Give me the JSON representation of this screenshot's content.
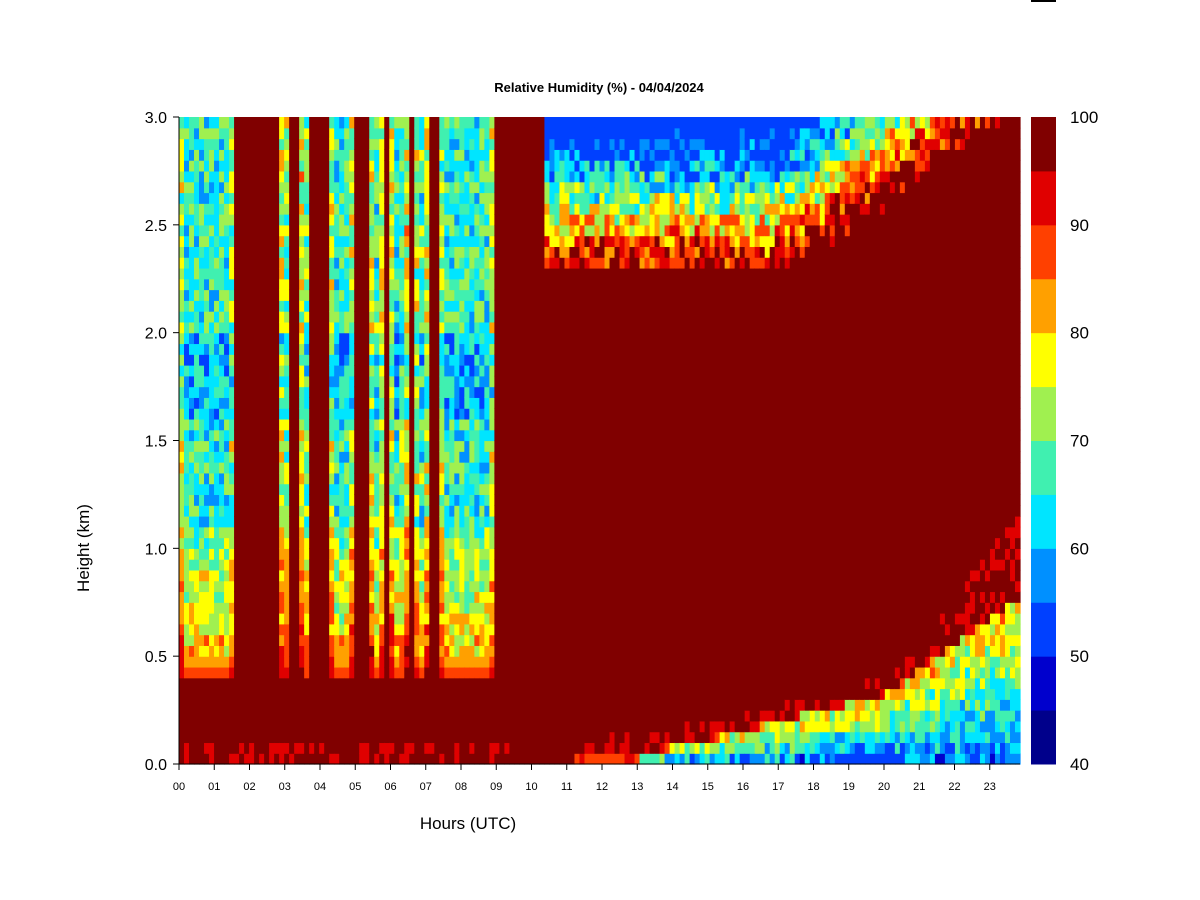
{
  "chart_data": {
    "type": "heatmap",
    "title": "Relative Humidity (%) - 04/04/2024",
    "xlabel": "Hours (UTC)",
    "ylabel": "Height (km)",
    "xlim": [
      0,
      24
    ],
    "ylim": [
      0.0,
      3.0
    ],
    "x_ticks": [
      "00",
      "01",
      "02",
      "03",
      "04",
      "05",
      "06",
      "07",
      "08",
      "09",
      "10",
      "11",
      "12",
      "13",
      "14",
      "15",
      "16",
      "17",
      "18",
      "19",
      "20",
      "21",
      "22",
      "23"
    ],
    "y_ticks": [
      "0.0",
      "0.5",
      "1.0",
      "1.5",
      "2.0",
      "2.5",
      "3.0"
    ],
    "colorbar": {
      "label_values": [
        "40",
        "50",
        "60",
        "70",
        "80",
        "90",
        "100"
      ],
      "levels": [
        40,
        45,
        50,
        55,
        60,
        65,
        70,
        75,
        80,
        85,
        90,
        95,
        100
      ],
      "colors": [
        "#00008b",
        "#0000cd",
        "#0040ff",
        "#0090ff",
        "#00e5ff",
        "#40f0b0",
        "#a0f050",
        "#ffff00",
        "#ffa000",
        "#ff4000",
        "#e00000",
        "#800000"
      ]
    },
    "z_description_profiles": {
      "columns_hours": [
        0.0,
        0.5,
        1.0,
        1.5,
        2.0,
        3.0,
        3.5,
        4.0,
        4.5,
        5.0,
        5.5,
        6.0,
        7.0,
        7.5,
        8.0,
        8.5,
        9.0,
        9.5,
        10.5,
        11.5,
        12.5,
        13.5,
        14.5,
        15.5,
        16.5,
        17.5,
        18.5,
        19.5,
        20.5,
        21.5,
        22.5,
        23.5
      ],
      "note_rows_km": [
        0.0,
        0.1,
        0.2,
        0.3,
        0.4,
        0.5,
        0.7,
        1.0,
        1.5,
        1.8,
        2.0,
        2.3,
        2.5,
        2.7,
        3.0
      ]
    }
  }
}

## GOAL
Set the listing down in full and exactly. Pictures within it should not appear in the copy.

## TASK ANSWER
Give me the JSON representation of this screenshot's content.
{
  "chart_data": {
    "type": "heatmap",
    "title": "Relative Humidity (%) - 04/04/2024",
    "xlabel": "Hours (UTC)",
    "ylabel": "Height (km)",
    "xlim": [
      0,
      24
    ],
    "ylim": [
      0.0,
      3.0
    ],
    "x_ticks": [
      "00",
      "01",
      "02",
      "03",
      "04",
      "05",
      "06",
      "07",
      "08",
      "09",
      "10",
      "11",
      "12",
      "13",
      "14",
      "15",
      "16",
      "17",
      "18",
      "19",
      "20",
      "21",
      "22",
      "23"
    ],
    "y_ticks": [
      "0.0",
      "0.5",
      "1.0",
      "1.5",
      "2.0",
      "2.5",
      "3.0"
    ],
    "colorbar": {
      "label_values": [
        "40",
        "50",
        "60",
        "70",
        "80",
        "90",
        "100"
      ],
      "levels": [
        40,
        45,
        50,
        55,
        60,
        65,
        70,
        75,
        80,
        85,
        90,
        95,
        100
      ],
      "colors": [
        "#00008b",
        "#0000cd",
        "#0040ff",
        "#0090ff",
        "#00e5ff",
        "#40f0b0",
        "#a0f050",
        "#ffff00",
        "#ffa000",
        "#ff4000",
        "#e00000",
        "#800000"
      ]
    },
    "z_description_profiles": {
      "columns_hours": [
        0.0,
        0.5,
        1.0,
        1.5,
        2.0,
        3.0,
        3.5,
        4.0,
        4.5,
        5.0,
        5.5,
        6.0,
        7.0,
        7.5,
        8.0,
        8.5,
        9.0,
        9.5,
        10.5,
        11.5,
        12.5,
        13.5,
        14.5,
        15.5,
        16.5,
        17.5,
        18.5,
        19.5,
        20.5,
        21.5,
        22.5,
        23.5
      ],
      "note_rows_km": [
        0.0,
        0.1,
        0.2,
        0.3,
        0.4,
        0.5,
        0.7,
        1.0,
        1.5,
        1.8,
        2.0,
        2.3,
        2.5,
        2.7,
        3.0
      ]
    }
  }
}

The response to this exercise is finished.